— Begin —

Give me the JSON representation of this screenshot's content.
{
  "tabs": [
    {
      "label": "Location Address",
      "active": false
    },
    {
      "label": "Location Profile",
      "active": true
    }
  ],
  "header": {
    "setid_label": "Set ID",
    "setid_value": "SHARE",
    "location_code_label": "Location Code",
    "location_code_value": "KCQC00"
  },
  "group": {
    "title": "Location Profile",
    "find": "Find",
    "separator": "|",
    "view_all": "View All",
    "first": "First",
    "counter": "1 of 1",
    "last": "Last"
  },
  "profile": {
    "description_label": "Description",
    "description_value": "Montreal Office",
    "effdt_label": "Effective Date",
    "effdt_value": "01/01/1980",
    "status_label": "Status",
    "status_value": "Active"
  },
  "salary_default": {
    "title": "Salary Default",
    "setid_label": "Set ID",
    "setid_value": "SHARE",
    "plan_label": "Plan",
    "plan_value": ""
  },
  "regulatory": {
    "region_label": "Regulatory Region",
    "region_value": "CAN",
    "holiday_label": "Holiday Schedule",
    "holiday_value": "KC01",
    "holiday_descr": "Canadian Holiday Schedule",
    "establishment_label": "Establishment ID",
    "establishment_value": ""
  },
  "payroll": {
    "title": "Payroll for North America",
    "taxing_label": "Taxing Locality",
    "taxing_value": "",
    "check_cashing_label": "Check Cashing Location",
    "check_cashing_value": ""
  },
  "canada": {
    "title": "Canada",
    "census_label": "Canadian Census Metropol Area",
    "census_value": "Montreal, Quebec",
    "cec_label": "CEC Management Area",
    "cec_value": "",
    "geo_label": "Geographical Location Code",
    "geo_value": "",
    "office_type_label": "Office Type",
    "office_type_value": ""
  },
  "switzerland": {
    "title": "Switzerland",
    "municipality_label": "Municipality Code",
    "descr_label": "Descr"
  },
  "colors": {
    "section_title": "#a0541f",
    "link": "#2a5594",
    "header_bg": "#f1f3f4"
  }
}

— End —

Exercise details:
Count up the lines in the listing that hold the word "Montreal", and give that number only.

Final result:
2